**Problem requirements:** Filter the entries and keep only the lines where the string "파송선교사" appears.

## START

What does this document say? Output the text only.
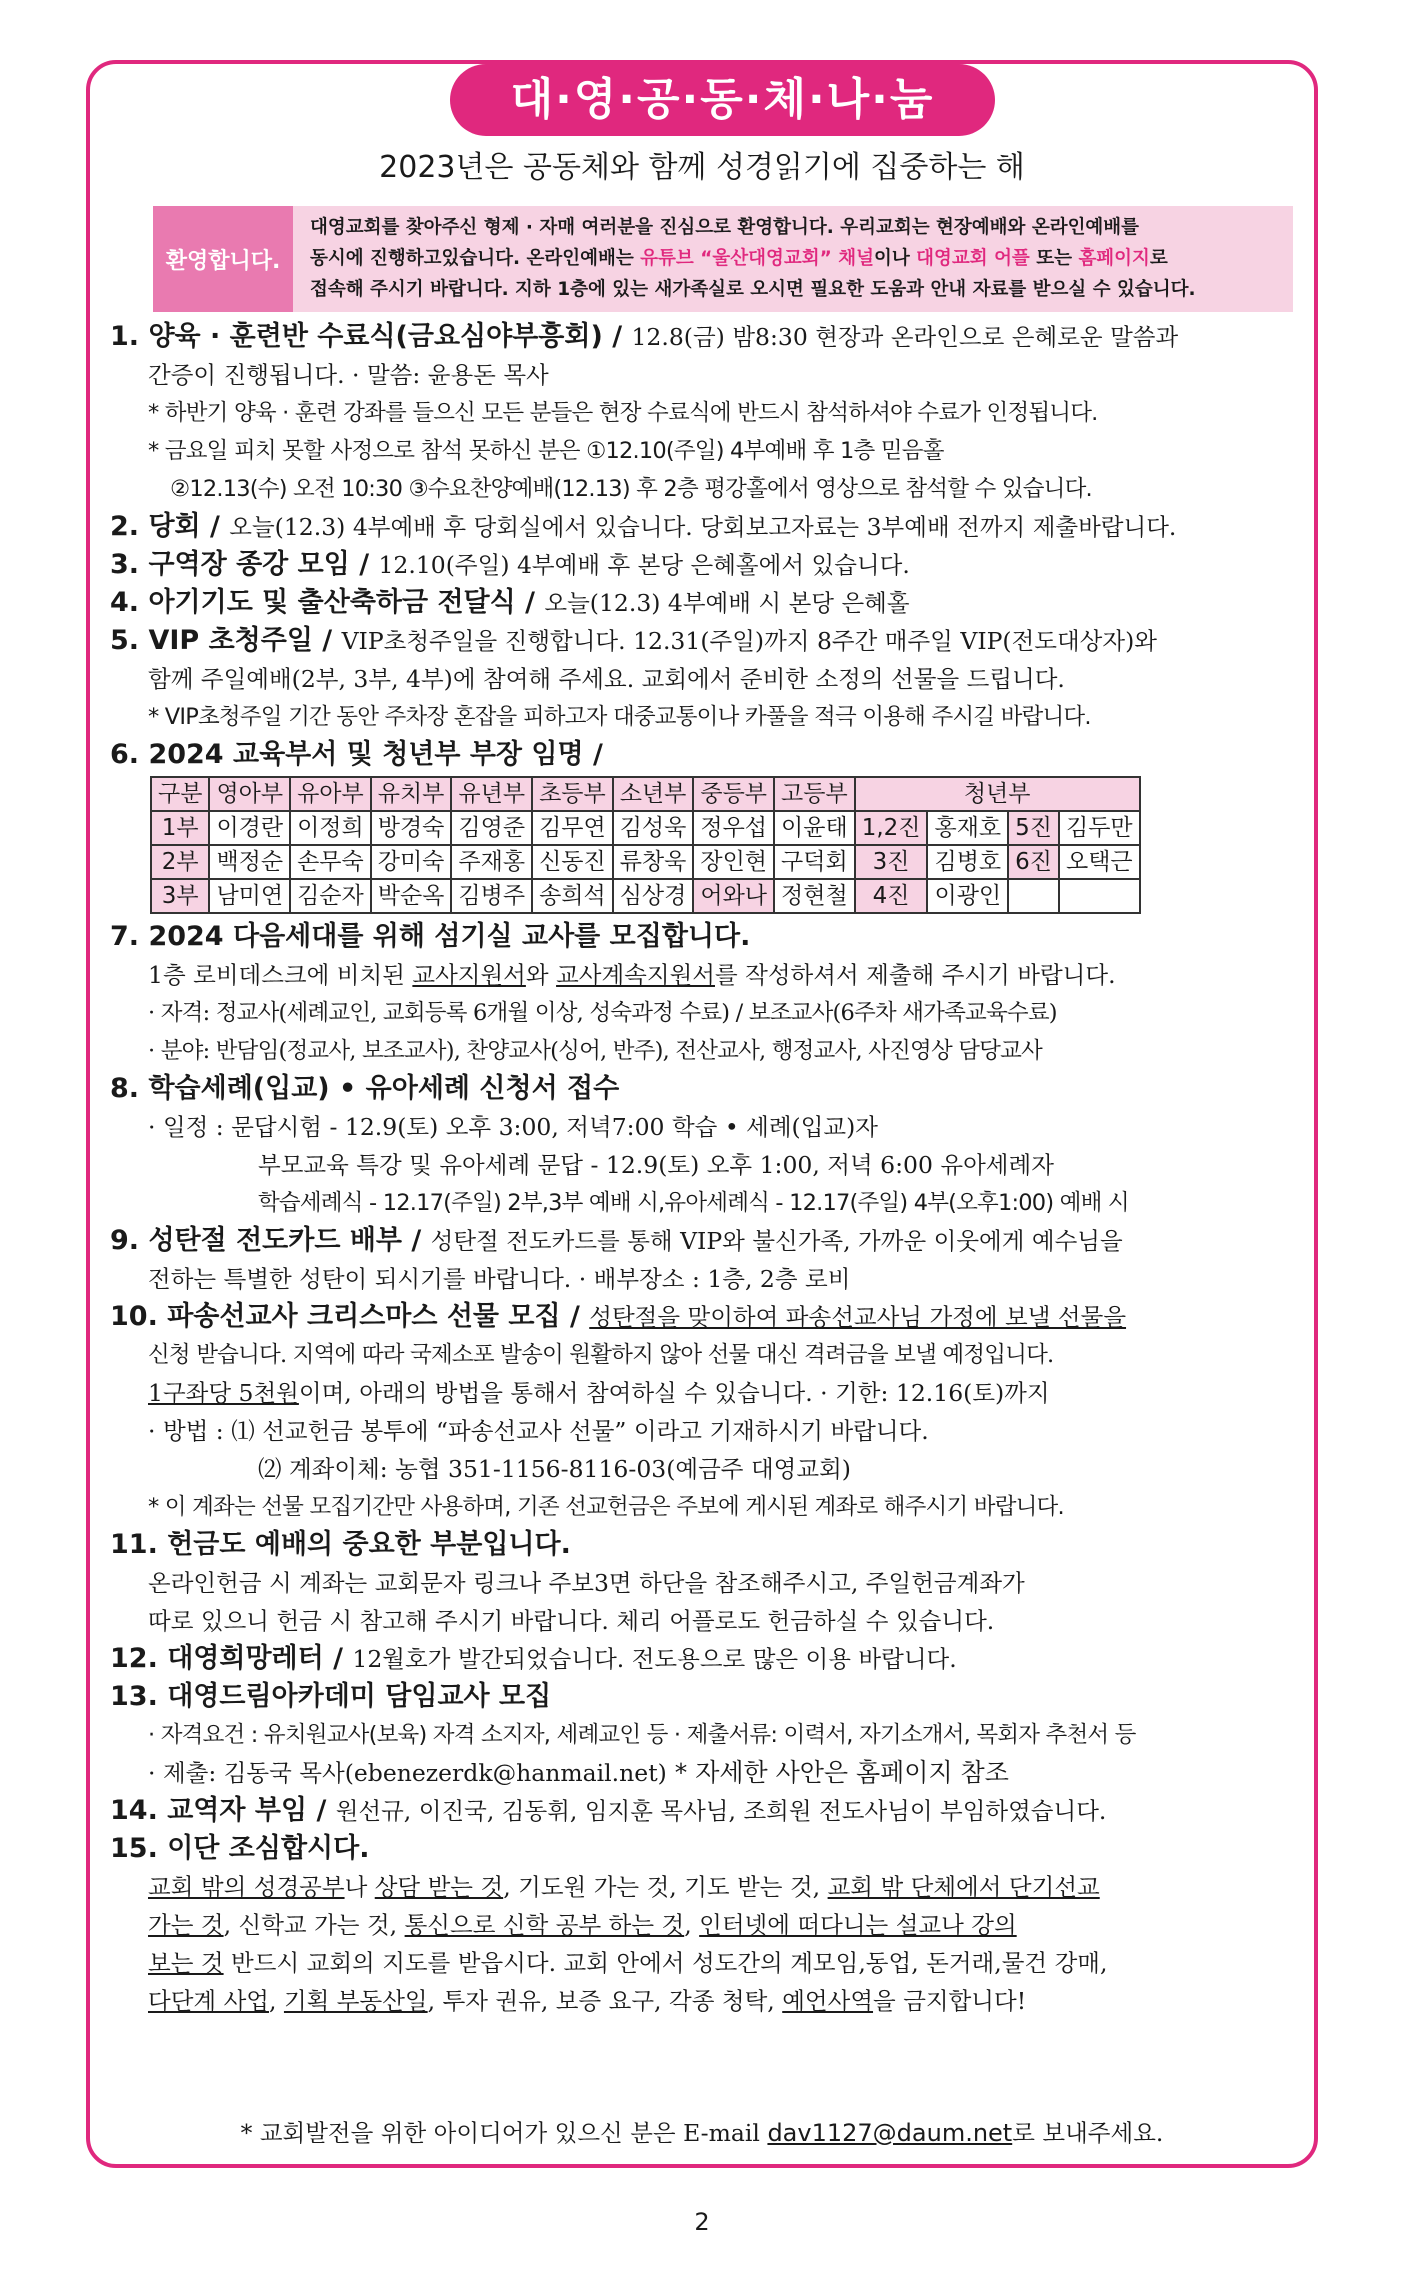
대·영·공·동·체·나·눔
2023년은 공동체와 함께 성경읽기에 집중하는 해
환영합니다.
대영교회를 찾아주신 형제 · 자매 여러분을 진심으로 환영합니다. 우리교회는 현장예배와 온라인예배를
동시에 진행하고있습니다. 온라인예배는 유튜브 “울산대영교회” 채널이나 대영교회 어플 또는 홈페이지로
접속해 주시기 바랍니다. 지하 1층에 있는 새가족실로 오시면 필요한 도움과 안내 자료를 받으실 수 있습니다.
1. 양육 · 훈련반 수료식(금요심야부흥회) / 12.8(금) 밤8:30 현장과 온라인으로 은혜로운 말씀과
간증이 진행됩니다. · 말씀: 윤용돈 목사
* 하반기 양육 · 훈련 강좌를 들으신 모든 분들은 현장 수료식에 반드시 참석하셔야 수료가 인정됩니다.
* 금요일 피치 못할 사정으로 참석 못하신 분은 ①12.10(주일) 4부예배 후 1층 믿음홀
②12.13(수) 오전 10:30 ③수요찬양예배(12.13) 후 2층 평강홀에서 영상으로 참석할 수 있습니다.
2. 당회 / 오늘(12.3) 4부예배 후 당회실에서 있습니다. 당회보고자료는 3부예배 전까지 제출바랍니다.
3. 구역장 종강 모임 / 12.10(주일) 4부예배 후 본당 은혜홀에서 있습니다.
4. 아기기도 및 출산축하금 전달식 / 오늘(12.3) 4부예배 시 본당 은혜홀
5. VIP 초청주일 / VIP초청주일을 진행합니다. 12.31(주일)까지 8주간 매주일 VIP(전도대상자)와
함께 주일예배(2부, 3부, 4부)에 참여해 주세요. 교회에서 준비한 소정의 선물을 드립니다.
* VIP초청주일 기간 동안 주차장 혼잡을 피하고자 대중교통이나 카풀을 적극 이용해 주시길 바랍니다.
6. 2024 교육부서 및 청년부 부장 임명 /
구분	영아부	유아부	유치부	유년부	초등부	소년부	중등부	고등부	청년부			
1부	이경란	이정희	방경숙	김영준	김무연	김성욱	정우섭	이윤태	1,2진	홍재호	5진	김두만
2부	백정순	손무숙	강미숙	주재홍	신동진	류창욱	장인현	구덕회	3진	김병호	6진	오택근
3부	남미연	김순자	박순옥	김병주	송희석	심상경	어와나	정현철	4진	이광인		
7. 2024 다음세대를 위해 섬기실 교사를 모집합니다.
1층 로비데스크에 비치된 교사지원서와 교사계속지원서를 작성하셔서 제출해 주시기 바랍니다.
· 자격: 정교사(세례교인, 교회등록 6개월 이상, 성숙과정 수료) / 보조교사(6주차 새가족교육수료)
· 분야: 반담임(정교사, 보조교사), 찬양교사(싱어, 반주), 전산교사, 행정교사, 사진영상 담당교사
8. 학습세례(입교) • 유아세례 신청서 접수
· 일정 : 문답시험 - 12.9(토) 오후 3:00, 저녁7:00 학습 • 세례(입교)자
부모교육 특강 및 유아세례 문답 - 12.9(토) 오후 1:00, 저녁 6:00 유아세례자
학습세례식 - 12.17(주일) 2부,3부 예배 시,유아세례식 - 12.17(주일) 4부(오후1:00) 예배 시
9. 성탄절 전도카드 배부 / 성탄절 전도카드를 통해 VIP와 불신가족, 가까운 이웃에게 예수님을
전하는 특별한 성탄이 되시기를 바랍니다. · 배부장소 : 1층, 2층 로비
10. 파송선교사 크리스마스 선물 모집 / 성탄절을 맞이하여 파송선교사님 가정에 보낼 선물을
신청 받습니다. 지역에 따라 국제소포 발송이 원활하지 않아 선물 대신 격려금을 보낼 예정입니다.
1구좌당 5천원이며, 아래의 방법을 통해서 참여하실 수 있습니다. · 기한: 12.16(토)까지
· 방법 : ⑴ 선교헌금 봉투에 “파송선교사 선물” 이라고 기재하시기 바랍니다.
⑵ 계좌이체: 농협 351-1156-8116-03(예금주 대영교회)
* 이 계좌는 선물 모집기간만 사용하며, 기존 선교헌금은 주보에 게시된 계좌로 해주시기 바랍니다.
11. 헌금도 예배의 중요한 부분입니다.
온라인헌금 시 계좌는 교회문자 링크나 주보3면 하단을 참조해주시고, 주일헌금계좌가
따로 있으니 헌금 시 참고해 주시기 바랍니다. 체리 어플로도 헌금하실 수 있습니다.
12. 대영희망레터 / 12월호가 발간되었습니다. 전도용으로 많은 이용 바랍니다.
13. 대영드림아카데미 담임교사 모집
· 자격요건 : 유치원교사(보육) 자격 소지자, 세례교인 등 · 제출서류: 이력서, 자기소개서, 목회자 추천서 등
· 제출: 김동국 목사(ebenezerdk@hanmail.net) * 자세한 사안은 홈페이지 참조
14. 교역자 부임 / 원선규, 이진국, 김동휘, 임지훈 목사님, 조희원 전도사님이 부임하였습니다.
15. 이단 조심합시다.
교회 밖의 성경공부나 상담 받는 것, 기도원 가는 것, 기도 받는 것, 교회 밖 단체에서 단기선교
가는 것, 신학교 가는 것, 통신으로 신학 공부 하는 것, 인터넷에 떠다니는 설교나 강의
보는 것 반드시 교회의 지도를 받읍시다. 교회 안에서 성도간의 계모임,동업, 돈거래,물건 강매,
다단계 사업, 기획 부동산일, 투자 권유, 보증 요구, 각종 청탁, 예언사역을 금지합니다!
* 교회발전을 위한 아이디어가 있으신 분은 E-mail dav1127@daum.net로 보내주세요.
2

## END

**Task answer:**
10. 파송선교사 크리스마스 선물 모집 / 성탄절을 맞이하여 파송선교사님 가정에 보낼 선물을
· 방법 : ⑴ 선교헌금 봉투에 “파송선교사 선물” 이라고 기재하시기 바랍니다.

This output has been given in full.